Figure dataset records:
┄┄┄┄┄┄┄┄┄┄
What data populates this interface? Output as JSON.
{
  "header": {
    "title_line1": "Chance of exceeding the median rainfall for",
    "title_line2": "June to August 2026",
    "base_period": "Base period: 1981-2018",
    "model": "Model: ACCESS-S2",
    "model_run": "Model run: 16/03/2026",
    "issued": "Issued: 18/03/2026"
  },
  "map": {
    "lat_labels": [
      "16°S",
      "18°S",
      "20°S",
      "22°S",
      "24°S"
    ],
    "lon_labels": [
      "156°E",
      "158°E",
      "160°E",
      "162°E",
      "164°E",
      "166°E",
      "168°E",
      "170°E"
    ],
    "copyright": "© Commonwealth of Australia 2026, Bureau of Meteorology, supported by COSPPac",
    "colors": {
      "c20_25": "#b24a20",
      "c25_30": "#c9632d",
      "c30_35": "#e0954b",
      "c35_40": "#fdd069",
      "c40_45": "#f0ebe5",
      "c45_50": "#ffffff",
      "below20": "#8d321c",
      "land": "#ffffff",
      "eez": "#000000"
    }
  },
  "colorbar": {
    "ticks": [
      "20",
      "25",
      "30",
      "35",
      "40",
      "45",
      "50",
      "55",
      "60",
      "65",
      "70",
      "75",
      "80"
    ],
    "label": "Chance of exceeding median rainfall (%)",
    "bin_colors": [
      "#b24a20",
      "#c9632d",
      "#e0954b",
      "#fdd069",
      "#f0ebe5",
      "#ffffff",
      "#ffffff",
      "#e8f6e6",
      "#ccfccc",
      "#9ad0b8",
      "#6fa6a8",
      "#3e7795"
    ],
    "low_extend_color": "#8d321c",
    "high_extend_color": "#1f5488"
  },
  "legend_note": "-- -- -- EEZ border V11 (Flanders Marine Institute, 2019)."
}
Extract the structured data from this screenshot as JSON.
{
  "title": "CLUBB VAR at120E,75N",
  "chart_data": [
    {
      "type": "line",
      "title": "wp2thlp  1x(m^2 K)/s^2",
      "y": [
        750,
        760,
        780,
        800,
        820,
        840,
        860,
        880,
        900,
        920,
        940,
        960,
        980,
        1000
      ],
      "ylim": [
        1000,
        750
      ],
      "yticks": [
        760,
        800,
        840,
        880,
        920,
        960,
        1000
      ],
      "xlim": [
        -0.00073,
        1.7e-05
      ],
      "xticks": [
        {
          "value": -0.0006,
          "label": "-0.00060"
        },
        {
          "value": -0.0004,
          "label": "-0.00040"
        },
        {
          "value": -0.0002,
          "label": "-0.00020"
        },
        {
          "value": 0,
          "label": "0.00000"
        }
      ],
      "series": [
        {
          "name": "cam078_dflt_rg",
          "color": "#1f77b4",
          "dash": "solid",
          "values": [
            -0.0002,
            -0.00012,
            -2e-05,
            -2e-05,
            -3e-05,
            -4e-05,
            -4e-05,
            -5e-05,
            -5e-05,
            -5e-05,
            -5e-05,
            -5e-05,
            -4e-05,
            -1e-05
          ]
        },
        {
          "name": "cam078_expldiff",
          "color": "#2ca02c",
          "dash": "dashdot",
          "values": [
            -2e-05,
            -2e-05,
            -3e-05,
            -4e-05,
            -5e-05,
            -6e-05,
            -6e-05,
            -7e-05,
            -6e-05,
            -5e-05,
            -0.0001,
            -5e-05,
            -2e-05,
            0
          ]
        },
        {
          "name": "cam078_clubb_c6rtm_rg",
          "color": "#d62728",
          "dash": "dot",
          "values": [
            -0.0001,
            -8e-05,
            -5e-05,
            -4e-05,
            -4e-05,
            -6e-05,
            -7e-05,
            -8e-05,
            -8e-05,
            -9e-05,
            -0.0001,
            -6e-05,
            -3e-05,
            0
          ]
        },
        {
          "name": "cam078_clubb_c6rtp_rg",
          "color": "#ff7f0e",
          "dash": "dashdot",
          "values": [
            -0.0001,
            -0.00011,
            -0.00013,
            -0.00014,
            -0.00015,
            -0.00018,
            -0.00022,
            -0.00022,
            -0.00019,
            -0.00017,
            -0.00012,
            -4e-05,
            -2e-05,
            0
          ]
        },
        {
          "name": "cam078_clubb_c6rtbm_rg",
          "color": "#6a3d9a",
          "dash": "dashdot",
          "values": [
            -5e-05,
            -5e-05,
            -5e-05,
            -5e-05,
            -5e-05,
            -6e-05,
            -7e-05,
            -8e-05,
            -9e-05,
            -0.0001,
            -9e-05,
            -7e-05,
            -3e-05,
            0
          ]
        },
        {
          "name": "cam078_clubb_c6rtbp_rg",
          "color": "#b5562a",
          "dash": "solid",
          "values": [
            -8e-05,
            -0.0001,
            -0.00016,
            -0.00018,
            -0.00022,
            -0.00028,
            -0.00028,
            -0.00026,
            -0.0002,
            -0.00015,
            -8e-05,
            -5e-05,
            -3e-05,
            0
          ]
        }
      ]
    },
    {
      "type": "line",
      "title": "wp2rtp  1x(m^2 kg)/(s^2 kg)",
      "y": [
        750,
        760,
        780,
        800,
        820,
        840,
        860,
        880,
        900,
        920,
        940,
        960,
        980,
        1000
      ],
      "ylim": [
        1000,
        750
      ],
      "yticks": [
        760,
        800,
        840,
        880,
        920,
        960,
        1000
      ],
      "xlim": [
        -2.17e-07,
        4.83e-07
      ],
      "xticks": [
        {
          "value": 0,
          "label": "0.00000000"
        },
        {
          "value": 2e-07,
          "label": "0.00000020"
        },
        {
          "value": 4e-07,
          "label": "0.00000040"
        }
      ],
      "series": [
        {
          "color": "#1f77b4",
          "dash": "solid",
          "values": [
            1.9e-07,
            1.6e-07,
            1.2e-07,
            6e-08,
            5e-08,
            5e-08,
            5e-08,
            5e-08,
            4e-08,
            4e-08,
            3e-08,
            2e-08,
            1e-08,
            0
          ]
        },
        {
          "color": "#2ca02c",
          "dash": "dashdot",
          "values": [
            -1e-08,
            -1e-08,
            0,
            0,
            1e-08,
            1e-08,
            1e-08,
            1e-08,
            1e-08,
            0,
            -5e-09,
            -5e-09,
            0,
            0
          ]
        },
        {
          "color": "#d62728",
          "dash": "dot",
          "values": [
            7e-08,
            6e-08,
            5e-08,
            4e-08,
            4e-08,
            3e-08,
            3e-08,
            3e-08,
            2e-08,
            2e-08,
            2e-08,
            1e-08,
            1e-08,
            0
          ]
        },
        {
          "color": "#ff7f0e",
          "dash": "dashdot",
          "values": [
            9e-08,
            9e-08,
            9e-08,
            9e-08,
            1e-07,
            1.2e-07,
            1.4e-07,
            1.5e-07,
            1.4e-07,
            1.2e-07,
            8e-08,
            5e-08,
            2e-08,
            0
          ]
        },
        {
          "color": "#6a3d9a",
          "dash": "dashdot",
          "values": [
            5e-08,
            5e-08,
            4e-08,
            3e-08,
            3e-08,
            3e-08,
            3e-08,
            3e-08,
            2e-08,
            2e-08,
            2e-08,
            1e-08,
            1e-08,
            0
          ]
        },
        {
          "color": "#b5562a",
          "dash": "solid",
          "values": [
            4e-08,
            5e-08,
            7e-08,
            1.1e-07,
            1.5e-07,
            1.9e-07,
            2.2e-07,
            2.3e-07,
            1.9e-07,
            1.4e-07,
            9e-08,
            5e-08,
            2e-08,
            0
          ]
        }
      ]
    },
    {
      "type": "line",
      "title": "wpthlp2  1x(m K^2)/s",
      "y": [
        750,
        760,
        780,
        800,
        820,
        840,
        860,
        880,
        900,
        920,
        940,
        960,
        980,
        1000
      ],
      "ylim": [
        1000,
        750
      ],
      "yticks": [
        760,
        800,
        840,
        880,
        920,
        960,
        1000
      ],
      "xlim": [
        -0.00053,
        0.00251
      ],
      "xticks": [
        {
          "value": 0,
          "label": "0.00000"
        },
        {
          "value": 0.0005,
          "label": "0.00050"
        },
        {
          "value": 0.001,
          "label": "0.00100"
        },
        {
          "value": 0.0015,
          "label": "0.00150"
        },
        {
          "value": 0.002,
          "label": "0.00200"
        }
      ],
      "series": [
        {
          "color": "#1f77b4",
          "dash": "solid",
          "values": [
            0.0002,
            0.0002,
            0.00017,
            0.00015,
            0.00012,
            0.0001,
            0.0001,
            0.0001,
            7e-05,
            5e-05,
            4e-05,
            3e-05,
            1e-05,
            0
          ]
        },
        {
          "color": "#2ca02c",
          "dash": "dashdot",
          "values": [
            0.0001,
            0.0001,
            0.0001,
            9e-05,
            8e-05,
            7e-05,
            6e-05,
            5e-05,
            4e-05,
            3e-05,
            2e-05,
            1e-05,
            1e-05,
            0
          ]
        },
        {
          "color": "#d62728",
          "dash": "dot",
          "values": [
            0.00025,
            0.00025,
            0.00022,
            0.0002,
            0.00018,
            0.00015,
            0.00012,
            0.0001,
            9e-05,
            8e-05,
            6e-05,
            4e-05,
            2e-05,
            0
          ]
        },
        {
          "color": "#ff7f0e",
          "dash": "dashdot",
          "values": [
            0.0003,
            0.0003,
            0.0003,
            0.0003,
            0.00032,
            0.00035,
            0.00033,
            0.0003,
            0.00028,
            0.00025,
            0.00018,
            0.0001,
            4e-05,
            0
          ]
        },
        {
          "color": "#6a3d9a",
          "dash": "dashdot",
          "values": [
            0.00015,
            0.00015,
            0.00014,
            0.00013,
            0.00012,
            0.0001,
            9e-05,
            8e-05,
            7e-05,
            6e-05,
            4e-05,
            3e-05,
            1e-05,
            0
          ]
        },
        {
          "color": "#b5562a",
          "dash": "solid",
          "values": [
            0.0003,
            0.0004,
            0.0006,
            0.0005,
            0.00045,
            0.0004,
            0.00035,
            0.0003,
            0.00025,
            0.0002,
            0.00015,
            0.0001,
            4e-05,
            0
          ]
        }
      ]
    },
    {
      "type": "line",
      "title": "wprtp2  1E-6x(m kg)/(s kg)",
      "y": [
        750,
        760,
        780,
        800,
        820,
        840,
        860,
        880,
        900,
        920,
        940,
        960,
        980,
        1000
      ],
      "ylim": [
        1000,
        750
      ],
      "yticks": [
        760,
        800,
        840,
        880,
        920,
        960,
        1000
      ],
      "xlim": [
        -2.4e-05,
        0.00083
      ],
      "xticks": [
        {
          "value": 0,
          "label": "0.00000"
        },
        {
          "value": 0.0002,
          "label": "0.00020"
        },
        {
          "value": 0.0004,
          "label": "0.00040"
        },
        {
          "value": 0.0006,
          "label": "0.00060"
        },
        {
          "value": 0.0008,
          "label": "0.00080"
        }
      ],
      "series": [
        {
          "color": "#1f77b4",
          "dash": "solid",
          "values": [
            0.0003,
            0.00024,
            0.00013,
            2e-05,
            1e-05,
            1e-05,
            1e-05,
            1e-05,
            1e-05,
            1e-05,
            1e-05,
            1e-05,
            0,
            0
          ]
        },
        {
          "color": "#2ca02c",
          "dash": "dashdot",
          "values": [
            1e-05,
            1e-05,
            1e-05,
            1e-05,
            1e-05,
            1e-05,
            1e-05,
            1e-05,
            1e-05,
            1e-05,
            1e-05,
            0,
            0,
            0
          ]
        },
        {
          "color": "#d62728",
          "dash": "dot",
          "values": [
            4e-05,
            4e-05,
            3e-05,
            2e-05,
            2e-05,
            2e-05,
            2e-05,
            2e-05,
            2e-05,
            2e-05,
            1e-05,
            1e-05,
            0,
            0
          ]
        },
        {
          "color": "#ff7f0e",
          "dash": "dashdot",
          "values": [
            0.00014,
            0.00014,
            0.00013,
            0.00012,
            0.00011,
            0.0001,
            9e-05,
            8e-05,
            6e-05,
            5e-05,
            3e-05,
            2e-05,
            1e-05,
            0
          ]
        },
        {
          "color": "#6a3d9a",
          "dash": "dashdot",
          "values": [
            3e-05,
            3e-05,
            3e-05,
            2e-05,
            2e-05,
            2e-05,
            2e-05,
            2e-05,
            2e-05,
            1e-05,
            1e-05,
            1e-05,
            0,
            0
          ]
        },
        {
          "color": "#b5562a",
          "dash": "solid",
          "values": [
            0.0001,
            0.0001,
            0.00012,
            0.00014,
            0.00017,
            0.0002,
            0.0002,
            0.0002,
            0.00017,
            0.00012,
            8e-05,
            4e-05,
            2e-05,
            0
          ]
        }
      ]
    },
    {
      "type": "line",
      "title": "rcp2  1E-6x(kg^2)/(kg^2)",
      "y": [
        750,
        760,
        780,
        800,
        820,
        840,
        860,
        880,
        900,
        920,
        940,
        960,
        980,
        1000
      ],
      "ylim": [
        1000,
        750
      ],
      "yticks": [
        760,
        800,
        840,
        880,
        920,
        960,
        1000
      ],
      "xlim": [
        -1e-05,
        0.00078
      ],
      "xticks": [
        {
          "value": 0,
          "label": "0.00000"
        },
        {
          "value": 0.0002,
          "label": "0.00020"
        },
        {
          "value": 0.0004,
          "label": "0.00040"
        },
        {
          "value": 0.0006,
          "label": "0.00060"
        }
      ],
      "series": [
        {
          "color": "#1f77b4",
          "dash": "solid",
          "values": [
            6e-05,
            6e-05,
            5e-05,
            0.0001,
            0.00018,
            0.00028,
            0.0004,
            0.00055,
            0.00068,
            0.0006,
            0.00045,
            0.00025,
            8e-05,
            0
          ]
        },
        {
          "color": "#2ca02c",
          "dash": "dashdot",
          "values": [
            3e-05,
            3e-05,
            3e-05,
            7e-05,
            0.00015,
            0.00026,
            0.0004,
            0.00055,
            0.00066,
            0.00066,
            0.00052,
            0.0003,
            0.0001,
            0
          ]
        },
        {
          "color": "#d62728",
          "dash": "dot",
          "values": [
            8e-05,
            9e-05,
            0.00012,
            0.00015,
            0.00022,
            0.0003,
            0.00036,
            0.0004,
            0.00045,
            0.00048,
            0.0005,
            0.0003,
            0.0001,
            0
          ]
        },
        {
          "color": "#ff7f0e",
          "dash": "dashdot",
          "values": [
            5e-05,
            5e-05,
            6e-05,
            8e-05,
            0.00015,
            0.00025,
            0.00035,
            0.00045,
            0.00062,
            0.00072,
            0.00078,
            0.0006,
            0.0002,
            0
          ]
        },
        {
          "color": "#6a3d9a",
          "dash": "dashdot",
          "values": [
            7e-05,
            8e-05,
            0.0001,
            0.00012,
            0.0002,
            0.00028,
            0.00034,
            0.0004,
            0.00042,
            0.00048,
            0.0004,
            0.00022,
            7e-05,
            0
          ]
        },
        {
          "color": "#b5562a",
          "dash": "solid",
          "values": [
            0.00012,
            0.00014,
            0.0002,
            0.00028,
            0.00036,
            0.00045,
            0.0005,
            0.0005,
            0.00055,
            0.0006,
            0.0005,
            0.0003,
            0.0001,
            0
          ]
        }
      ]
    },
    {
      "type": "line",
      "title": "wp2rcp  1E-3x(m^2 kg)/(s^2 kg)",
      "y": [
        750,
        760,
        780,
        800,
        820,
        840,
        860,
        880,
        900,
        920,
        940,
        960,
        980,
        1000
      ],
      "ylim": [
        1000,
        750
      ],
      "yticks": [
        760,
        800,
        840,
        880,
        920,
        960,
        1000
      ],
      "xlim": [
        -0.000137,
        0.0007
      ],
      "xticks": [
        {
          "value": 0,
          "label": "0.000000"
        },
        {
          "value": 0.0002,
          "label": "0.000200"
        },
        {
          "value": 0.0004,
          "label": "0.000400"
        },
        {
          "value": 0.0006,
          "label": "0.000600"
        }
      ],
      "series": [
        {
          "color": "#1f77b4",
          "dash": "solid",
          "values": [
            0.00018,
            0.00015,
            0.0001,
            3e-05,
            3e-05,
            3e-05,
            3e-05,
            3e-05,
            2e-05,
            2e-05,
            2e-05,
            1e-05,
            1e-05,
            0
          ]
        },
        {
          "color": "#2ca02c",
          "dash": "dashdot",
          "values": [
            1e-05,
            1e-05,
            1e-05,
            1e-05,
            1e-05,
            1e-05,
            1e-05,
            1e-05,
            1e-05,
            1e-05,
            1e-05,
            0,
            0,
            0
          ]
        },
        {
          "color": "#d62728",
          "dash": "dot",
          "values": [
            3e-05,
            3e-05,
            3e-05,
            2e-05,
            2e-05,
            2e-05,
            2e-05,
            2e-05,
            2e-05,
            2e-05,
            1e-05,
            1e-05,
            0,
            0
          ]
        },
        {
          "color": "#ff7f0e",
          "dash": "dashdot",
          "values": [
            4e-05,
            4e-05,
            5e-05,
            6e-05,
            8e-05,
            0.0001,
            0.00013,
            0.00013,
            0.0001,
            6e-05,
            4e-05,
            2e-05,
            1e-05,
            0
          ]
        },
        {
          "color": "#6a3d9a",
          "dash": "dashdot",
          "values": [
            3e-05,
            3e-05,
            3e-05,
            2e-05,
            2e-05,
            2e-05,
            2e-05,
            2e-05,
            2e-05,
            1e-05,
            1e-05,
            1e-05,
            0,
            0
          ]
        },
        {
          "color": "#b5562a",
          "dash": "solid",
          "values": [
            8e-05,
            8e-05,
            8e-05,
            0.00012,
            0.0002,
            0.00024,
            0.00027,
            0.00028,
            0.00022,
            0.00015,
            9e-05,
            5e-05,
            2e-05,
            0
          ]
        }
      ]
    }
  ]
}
┄┄┄┄┄┄┄┄┄┄
Go through the preceding material and copy each line that has the word "exceeding".

Final result:
    "title_line1": "Chance of exceeding the median rainfall for",
    "label": "Chance of exceeding median rainfall (%)",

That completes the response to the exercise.